Write out every line of the records below without changing anything, but leave out the pictures.

(Element boundary records)
%%

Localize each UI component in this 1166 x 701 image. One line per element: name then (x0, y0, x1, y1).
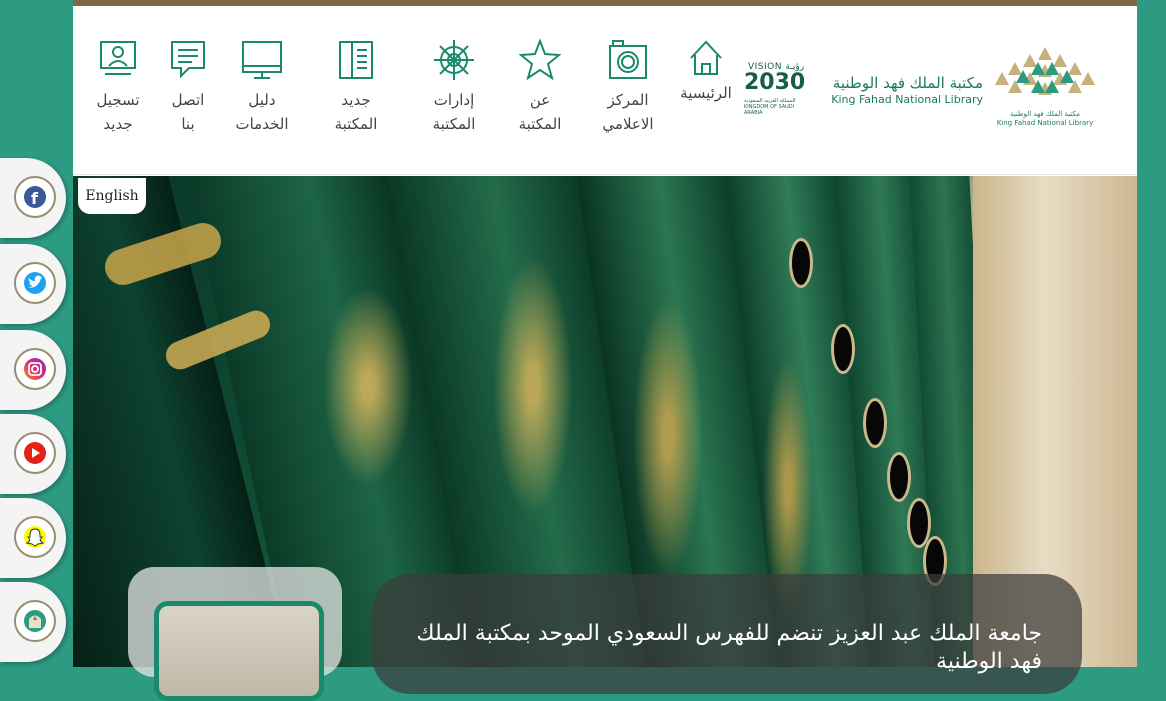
nav-contact-label-1: اتصل (171, 91, 205, 109)
nav-contact[interactable]: اتصل بنا (152, 38, 224, 136)
nav-services-guide[interactable]: دليل الخدمات (226, 38, 298, 136)
nav-register-label-1: تسجيل (96, 91, 140, 109)
news-headline-box[interactable]: جامعة الملك عبد العزيز تنضم للفهرس السعو… (372, 574, 1082, 694)
home-icon (690, 40, 722, 75)
logo-caption-ar: مكتبة الملك فهد الوطنية (1009, 110, 1081, 118)
nav-media-center-label-2: الاعلامي (602, 115, 654, 133)
news-title[interactable]: جامعة الملك عبد العزيز تنضم للفهرس السعو… (402, 620, 1042, 676)
nav-departments-label-1: إدارات (433, 91, 475, 109)
vision-sub: المملكة العربية السعودية KINGDOM OF SAUD… (744, 98, 796, 116)
social-library-app[interactable] (0, 582, 66, 662)
nav-whats-new[interactable]: جديد المكتبة (320, 38, 392, 136)
nav-home-label: الرئيسية (680, 84, 732, 102)
news-thumbnail[interactable] (128, 567, 342, 701)
nav-about-label-2: المكتبة (518, 115, 562, 133)
nav-services-guide-label-2: الخدمات (235, 115, 289, 133)
library-logo[interactable]: مكتبة الملك فهد الوطنية King Fahad Natio… (990, 42, 1100, 132)
camera-icon (609, 40, 647, 79)
nav-departments[interactable]: إدارات المكتبة (418, 38, 490, 136)
library-name-ar: مكتبة الملك فهد الوطنية (832, 74, 983, 92)
nav-home[interactable]: الرئيسية (676, 38, 736, 102)
ship-wheel-icon (434, 40, 474, 80)
book-icon (339, 41, 373, 79)
nav-register-label-2: جديد (103, 115, 133, 133)
nav-services-guide-label-1: دليل (248, 91, 276, 109)
news-image (154, 601, 324, 701)
vision-year: 2030 (744, 70, 806, 95)
library-name[interactable]: مكتبة الملك فهد الوطنية King Fahad Natio… (823, 74, 983, 108)
nav-whats-new-label-1: جديد (341, 91, 371, 109)
social-instagram[interactable] (0, 330, 66, 410)
language-toggle-english[interactable]: English (78, 178, 146, 214)
nav-whats-new-label-2: المكتبة (334, 115, 378, 133)
nav-about[interactable]: عن المكتبة (504, 38, 576, 136)
svg-text:f: f (31, 189, 39, 208)
twitter-icon (24, 272, 46, 294)
chat-icon (171, 41, 205, 79)
social-youtube[interactable] (0, 414, 66, 494)
star-icon (519, 38, 561, 81)
social-twitter[interactable] (0, 244, 66, 324)
library-app-icon (24, 610, 46, 632)
library-name-en: King Fahad National Library (831, 93, 983, 106)
nav-register[interactable]: تسجيل جديد (82, 38, 154, 136)
nav-contact-label-2: بنا (181, 115, 195, 133)
logo-caption-en: King Fahad National Library (996, 119, 1094, 127)
nav-departments-label-2: المكتبة (432, 115, 476, 133)
social-snapchat[interactable] (0, 498, 66, 578)
youtube-icon (24, 442, 46, 464)
instagram-icon (24, 358, 46, 380)
facebook-icon: f (24, 186, 46, 208)
vision-2030-logo: VISION رؤيـة 2030 المملكة العربية السعود… (744, 62, 806, 116)
user-register-icon (100, 41, 136, 75)
snapchat-icon (24, 526, 46, 548)
nav-about-label-1: عن (529, 91, 551, 109)
nav-media-center-label-1: المركز (607, 91, 649, 109)
monitor-icon (242, 41, 282, 79)
social-facebook[interactable]: f (0, 158, 66, 238)
nav-media-center[interactable]: المركز الاعلامي (592, 38, 664, 136)
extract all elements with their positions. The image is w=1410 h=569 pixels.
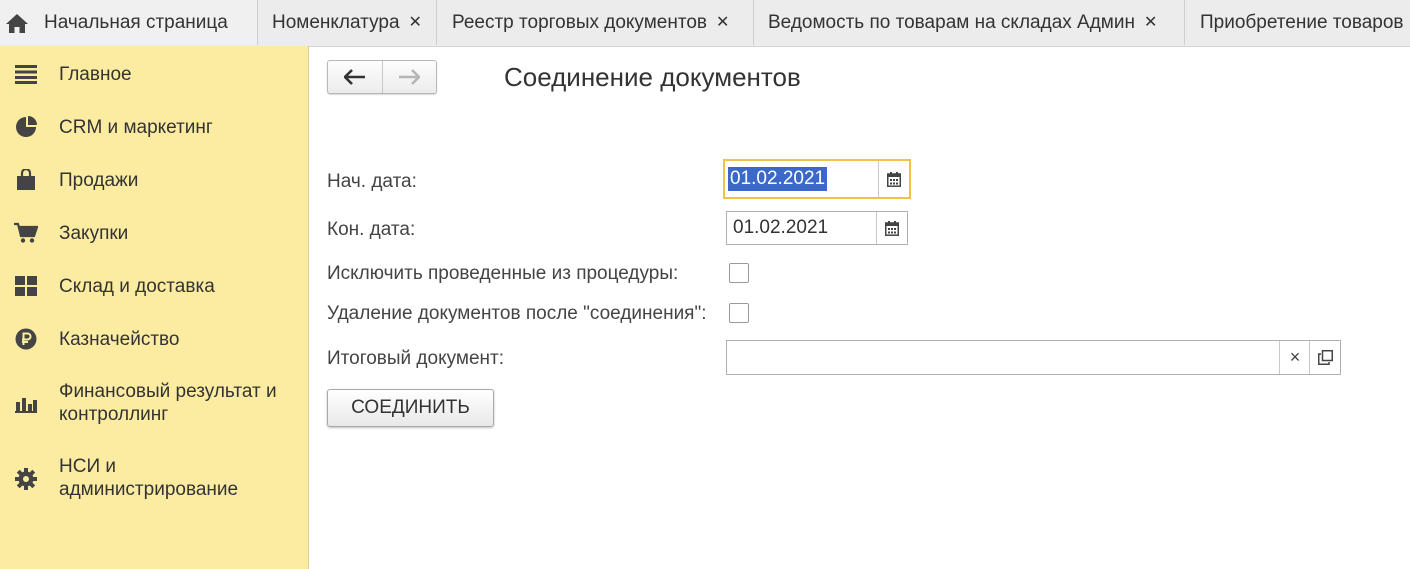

%%

● EXERCISE OUTPUT:
Localize each UI component in this 1166 x 701 image. One line per element: name then (x0, y0, x1, y1).
nav-contact-label-1: اتصل (171, 91, 205, 109)
nav-contact[interactable]: اتصل بنا (152, 38, 224, 136)
nav-services-guide[interactable]: دليل الخدمات (226, 38, 298, 136)
nav-register-label-1: تسجيل (96, 91, 140, 109)
news-headline-box[interactable]: جامعة الملك عبد العزيز تنضم للفهرس السعو… (372, 574, 1082, 694)
home-icon (690, 40, 722, 75)
logo-caption-ar: مكتبة الملك فهد الوطنية (1009, 110, 1081, 118)
nav-media-center-label-2: الاعلامي (602, 115, 654, 133)
news-title[interactable]: جامعة الملك عبد العزيز تنضم للفهرس السعو… (402, 620, 1042, 676)
nav-departments-label-1: إدارات (433, 91, 475, 109)
vision-sub: المملكة العربية السعودية KINGDOM OF SAUD… (744, 98, 796, 116)
social-library-app[interactable] (0, 582, 66, 662)
nav-whats-new[interactable]: جديد المكتبة (320, 38, 392, 136)
nav-home-label: الرئيسية (680, 84, 732, 102)
news-thumbnail[interactable] (128, 567, 342, 701)
nav-about-label-2: المكتبة (518, 115, 562, 133)
nav-services-guide-label-2: الخدمات (235, 115, 289, 133)
library-logo[interactable]: مكتبة الملك فهد الوطنية King Fahad Natio… (990, 42, 1100, 132)
camera-icon (609, 40, 647, 79)
nav-departments[interactable]: إدارات المكتبة (418, 38, 490, 136)
library-name-ar: مكتبة الملك فهد الوطنية (832, 74, 983, 92)
nav-home[interactable]: الرئيسية (676, 38, 736, 102)
ship-wheel-icon (434, 40, 474, 80)
book-icon (339, 41, 373, 79)
nav-register-label-2: جديد (103, 115, 133, 133)
nav-services-guide-label-1: دليل (248, 91, 276, 109)
news-image (154, 601, 324, 701)
vision-year: 2030 (744, 70, 806, 95)
library-name[interactable]: مكتبة الملك فهد الوطنية King Fahad Natio… (823, 74, 983, 108)
nav-whats-new-label-1: جديد (341, 91, 371, 109)
social-instagram[interactable] (0, 330, 66, 410)
language-toggle-english[interactable]: English (78, 178, 146, 214)
nav-whats-new-label-2: المكتبة (334, 115, 378, 133)
nav-about[interactable]: عن المكتبة (504, 38, 576, 136)
svg-text:f: f (31, 189, 39, 208)
twitter-icon (24, 272, 46, 294)
chat-icon (171, 41, 205, 79)
social-youtube[interactable] (0, 414, 66, 494)
star-icon (519, 38, 561, 81)
social-twitter[interactable] (0, 244, 66, 324)
library-app-icon (24, 610, 46, 632)
library-name-en: King Fahad National Library (831, 93, 983, 106)
nav-register[interactable]: تسجيل جديد (82, 38, 154, 136)
nav-contact-label-2: بنا (181, 115, 195, 133)
logo-caption-en: King Fahad National Library (996, 119, 1094, 127)
nav-departments-label-2: المكتبة (432, 115, 476, 133)
social-snapchat[interactable] (0, 498, 66, 578)
youtube-icon (24, 442, 46, 464)
instagram-icon (24, 358, 46, 380)
facebook-icon: f (24, 186, 46, 208)
vision-2030-logo: VISION رؤيـة 2030 المملكة العربية السعود… (744, 62, 806, 116)
user-register-icon (100, 41, 136, 75)
snapchat-icon (24, 526, 46, 548)
nav-about-label-1: عن (529, 91, 551, 109)
nav-media-center-label-1: المركز (607, 91, 649, 109)
monitor-icon (242, 41, 282, 79)
social-facebook[interactable]: f (0, 158, 66, 238)
nav-media-center[interactable]: المركز الاعلامي (592, 38, 664, 136)
extract all elements with their positions. The image is w=1410 h=569 pixels.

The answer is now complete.